— Start of PROVIDED INFORMATION —

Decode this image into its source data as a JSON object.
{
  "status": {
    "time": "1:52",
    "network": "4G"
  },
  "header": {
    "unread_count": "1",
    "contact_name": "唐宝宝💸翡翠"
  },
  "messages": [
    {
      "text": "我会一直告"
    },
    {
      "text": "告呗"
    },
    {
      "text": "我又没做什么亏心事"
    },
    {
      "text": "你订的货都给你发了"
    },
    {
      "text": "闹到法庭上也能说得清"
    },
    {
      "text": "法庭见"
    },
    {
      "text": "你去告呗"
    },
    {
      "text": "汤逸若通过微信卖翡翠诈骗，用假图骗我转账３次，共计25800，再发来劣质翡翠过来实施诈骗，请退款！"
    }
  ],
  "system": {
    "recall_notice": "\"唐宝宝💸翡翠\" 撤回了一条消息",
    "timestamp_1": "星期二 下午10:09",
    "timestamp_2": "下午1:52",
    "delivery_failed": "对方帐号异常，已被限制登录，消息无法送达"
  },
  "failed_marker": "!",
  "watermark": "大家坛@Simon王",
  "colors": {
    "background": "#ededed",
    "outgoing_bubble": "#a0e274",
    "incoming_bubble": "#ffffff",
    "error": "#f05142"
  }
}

— End of PROVIDED INFORMATION —
— Start of PROVIDED INFORMATION —

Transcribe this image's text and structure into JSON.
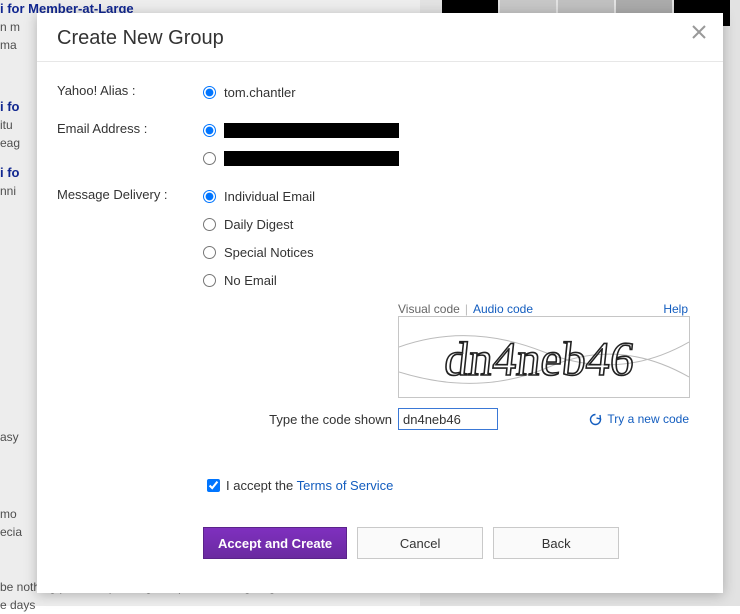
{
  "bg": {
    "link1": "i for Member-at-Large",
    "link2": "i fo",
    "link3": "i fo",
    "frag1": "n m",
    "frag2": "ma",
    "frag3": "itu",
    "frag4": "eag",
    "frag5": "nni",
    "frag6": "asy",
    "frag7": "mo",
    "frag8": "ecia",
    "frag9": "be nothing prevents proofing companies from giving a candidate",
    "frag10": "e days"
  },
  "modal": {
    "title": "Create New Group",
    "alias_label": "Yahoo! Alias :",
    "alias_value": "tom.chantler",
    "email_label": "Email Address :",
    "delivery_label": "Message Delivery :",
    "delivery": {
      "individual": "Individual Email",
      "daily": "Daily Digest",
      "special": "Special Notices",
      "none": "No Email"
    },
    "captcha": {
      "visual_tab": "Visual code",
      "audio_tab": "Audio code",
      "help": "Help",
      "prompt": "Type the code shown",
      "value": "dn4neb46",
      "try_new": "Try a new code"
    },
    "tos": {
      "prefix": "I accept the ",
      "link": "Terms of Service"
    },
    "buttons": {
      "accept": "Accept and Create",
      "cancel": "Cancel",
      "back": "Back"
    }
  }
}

— End of PROVIDED INFORMATION —

**SHORT TASK**
Provide the number of lines in the entries that include "JSON", and no other text.

**SOLUTION TO THE PROBLEM**
2